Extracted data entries
-----

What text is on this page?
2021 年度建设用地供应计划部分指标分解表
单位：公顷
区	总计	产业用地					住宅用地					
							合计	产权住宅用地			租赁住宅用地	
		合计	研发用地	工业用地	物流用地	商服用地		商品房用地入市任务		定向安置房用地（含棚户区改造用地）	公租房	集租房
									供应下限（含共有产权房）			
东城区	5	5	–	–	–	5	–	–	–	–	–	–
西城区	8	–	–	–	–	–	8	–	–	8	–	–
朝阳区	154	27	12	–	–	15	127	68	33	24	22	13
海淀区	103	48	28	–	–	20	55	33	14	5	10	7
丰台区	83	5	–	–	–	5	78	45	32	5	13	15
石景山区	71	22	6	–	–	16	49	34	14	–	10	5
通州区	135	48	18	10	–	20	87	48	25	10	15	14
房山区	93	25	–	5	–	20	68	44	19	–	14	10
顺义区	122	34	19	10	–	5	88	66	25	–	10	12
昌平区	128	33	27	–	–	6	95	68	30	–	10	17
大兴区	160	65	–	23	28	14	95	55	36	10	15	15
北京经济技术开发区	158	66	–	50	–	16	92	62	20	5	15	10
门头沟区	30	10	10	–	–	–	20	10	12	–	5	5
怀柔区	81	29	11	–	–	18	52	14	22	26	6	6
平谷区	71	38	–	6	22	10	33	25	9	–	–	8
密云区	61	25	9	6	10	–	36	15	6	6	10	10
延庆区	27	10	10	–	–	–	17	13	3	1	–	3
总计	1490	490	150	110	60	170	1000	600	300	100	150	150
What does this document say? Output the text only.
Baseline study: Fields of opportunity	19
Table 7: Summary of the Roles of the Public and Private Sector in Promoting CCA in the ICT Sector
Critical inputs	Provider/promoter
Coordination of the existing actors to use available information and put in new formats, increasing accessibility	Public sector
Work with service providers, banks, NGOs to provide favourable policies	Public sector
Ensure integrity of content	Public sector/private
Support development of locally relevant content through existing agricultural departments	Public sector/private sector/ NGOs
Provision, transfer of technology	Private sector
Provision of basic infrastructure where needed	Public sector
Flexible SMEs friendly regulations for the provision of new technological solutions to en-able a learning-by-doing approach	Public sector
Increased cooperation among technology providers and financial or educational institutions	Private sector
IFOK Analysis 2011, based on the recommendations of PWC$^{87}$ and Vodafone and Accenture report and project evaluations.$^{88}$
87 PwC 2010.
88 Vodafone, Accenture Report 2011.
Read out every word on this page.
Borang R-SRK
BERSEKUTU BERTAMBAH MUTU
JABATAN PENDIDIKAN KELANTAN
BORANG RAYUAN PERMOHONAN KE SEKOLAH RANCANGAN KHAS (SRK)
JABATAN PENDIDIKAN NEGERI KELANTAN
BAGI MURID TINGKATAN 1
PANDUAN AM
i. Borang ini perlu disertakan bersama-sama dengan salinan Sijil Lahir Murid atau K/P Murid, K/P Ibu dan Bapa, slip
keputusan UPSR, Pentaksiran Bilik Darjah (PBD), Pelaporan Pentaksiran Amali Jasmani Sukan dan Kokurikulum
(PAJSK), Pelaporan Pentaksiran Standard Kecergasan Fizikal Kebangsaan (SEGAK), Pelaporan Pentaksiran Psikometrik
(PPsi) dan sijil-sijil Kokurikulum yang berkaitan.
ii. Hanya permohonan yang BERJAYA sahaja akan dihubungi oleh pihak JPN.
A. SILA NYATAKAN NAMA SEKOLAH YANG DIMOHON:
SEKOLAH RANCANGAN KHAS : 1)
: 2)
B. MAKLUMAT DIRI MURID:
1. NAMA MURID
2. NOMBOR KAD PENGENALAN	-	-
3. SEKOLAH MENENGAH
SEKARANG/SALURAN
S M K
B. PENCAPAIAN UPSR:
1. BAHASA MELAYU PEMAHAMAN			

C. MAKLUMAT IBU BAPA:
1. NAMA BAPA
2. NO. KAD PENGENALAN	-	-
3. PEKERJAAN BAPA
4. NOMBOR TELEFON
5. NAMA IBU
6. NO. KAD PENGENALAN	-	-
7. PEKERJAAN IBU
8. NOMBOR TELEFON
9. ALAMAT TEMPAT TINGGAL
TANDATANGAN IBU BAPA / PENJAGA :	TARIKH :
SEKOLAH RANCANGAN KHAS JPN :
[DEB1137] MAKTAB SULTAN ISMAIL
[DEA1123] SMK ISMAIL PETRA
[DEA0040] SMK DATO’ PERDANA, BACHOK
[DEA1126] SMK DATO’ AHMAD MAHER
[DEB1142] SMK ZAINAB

-----

● **WHAT YOU ARE ASKED TO DO**
Transcribe each entry exactly.

● **WORKED ANSWER**
What text is on this page?
2021 年度建设用地供应计划部分指标分解表
单位：公顷
区	总计	产业用地					住宅用地					
							合计	产权住宅用地			租赁住宅用地	
		合计	研发用地	工业用地	物流用地	商服用地		商品房用地入市任务		定向安置房用地（含棚户区改造用地）	公租房	集租房
									供应下限（含共有产权房）			
东城区	5	5	–	–	–	5	–	–	–	–	–	–
西城区	8	–	–	–	–	–	8	–	–	8	–	–
朝阳区	154	27	12	–	–	15	127	68	33	24	22	13
海淀区	103	48	28	–	–	20	55	33	14	5	10	7
丰台区	83	5	–	–	–	5	78	45	32	5	13	15
石景山区	71	22	6	–	–	16	49	34	14	–	10	5
通州区	135	48	18	10	–	20	87	48	25	10	15	14
房山区	93	25	–	5	–	20	68	44	19	–	14	10
顺义区	122	34	19	10	–	5	88	66	25	–	10	12
昌平区	128	33	27	–	–	6	95	68	30	–	10	17
大兴区	160	65	–	23	28	14	95	55	36	10	15	15
北京经济技术开发区	158	66	–	50	–	16	92	62	20	5	15	10
门头沟区	30	10	10	–	–	–	20	10	12	–	5	5
怀柔区	81	29	11	–	–	18	52	14	22	26	6	6
平谷区	71	38	–	6	22	10	33	25	9	–	–	8
密云区	61	25	9	6	10	–	36	15	6	6	10	10
延庆区	27	10	10	–	–	–	17	13	3	1	–	3
总计	1490	490	150	110	60	170	1000	600	300	100	150	150
What does this document say? Output the text only.
Baseline study: Fields of opportunity	19
Table 7: Summary of the Roles of the Public and Private Sector in Promoting CCA in the ICT Sector
Critical inputs	Provider/promoter
Coordination of the existing actors to use available information and put in new formats, increasing accessibility	Public sector
Work with service providers, banks, NGOs to provide favourable policies	Public sector
Ensure integrity of content	Public sector/private
Support development of locally relevant content through existing agricultural departments	Public sector/private sector/ NGOs
Provision, transfer of technology	Private sector
Provision of basic infrastructure where needed	Public sector
Flexible SMEs friendly regulations for the provision of new technological solutions to en-able a learning-by-doing approach	Public sector
Increased cooperation among technology providers and financial or educational institutions	Private sector
IFOK Analysis 2011, based on the recommendations of PWC$^{87}$ and Vodafone and Accenture report and project evaluations.$^{88}$
87 PwC 2010.
88 Vodafone, Accenture Report 2011.
Read out every word on this page.
Borang R-SRK
BERSEKUTU BERTAMBAH MUTU
JABATAN PENDIDIKAN KELANTAN
BORANG RAYUAN PERMOHONAN KE SEKOLAH RANCANGAN KHAS (SRK)
JABATAN PENDIDIKAN NEGERI KELANTAN
BAGI MURID TINGKATAN 1
PANDUAN AM
i. Borang ini perlu disertakan bersama-sama dengan salinan Sijil Lahir Murid atau K/P Murid, K/P Ibu dan Bapa, slip
keputusan UPSR, Pentaksiran Bilik Darjah (PBD), Pelaporan Pentaksiran Amali Jasmani Sukan dan Kokurikulum
(PAJSK), Pelaporan Pentaksiran Standard Kecergasan Fizikal Kebangsaan (SEGAK), Pelaporan Pentaksiran Psikometrik
(PPsi) dan sijil-sijil Kokurikulum yang berkaitan.
ii. Hanya permohonan yang BERJAYA sahaja akan dihubungi oleh pihak JPN.
A. SILA NYATAKAN NAMA SEKOLAH YANG DIMOHON:
SEKOLAH RANCANGAN KHAS : 1)
: 2)
B. MAKLUMAT DIRI MURID:
1. NAMA MURID
2. NOMBOR KAD PENGENALAN	-	-
3. SEKOLAH MENENGAH
SEKARANG/SALURAN
S M K
B. PENCAPAIAN UPSR:
1. BAHASA MELAYU PEMAHAMAN			

C. MAKLUMAT IBU BAPA:
1. NAMA BAPA
2. NO. KAD PENGENALAN	-	-
3. PEKERJAAN BAPA
4. NOMBOR TELEFON
5. NAMA IBU
6. NO. KAD PENGENALAN	-	-
7. PEKERJAAN IBU
8. NOMBOR TELEFON
9. ALAMAT TEMPAT TINGGAL
TANDATANGAN IBU BAPA / PENJAGA :	TARIKH :
SEKOLAH RANCANGAN KHAS JPN :
[DEB1137] MAKTAB SULTAN ISMAIL
[DEA1123] SMK ISMAIL PETRA
[DEA0040] SMK DATO’ PERDANA, BACHOK
[DEA1126] SMK DATO’ AHMAD MAHER
[DEB1142] SMK ZAINAB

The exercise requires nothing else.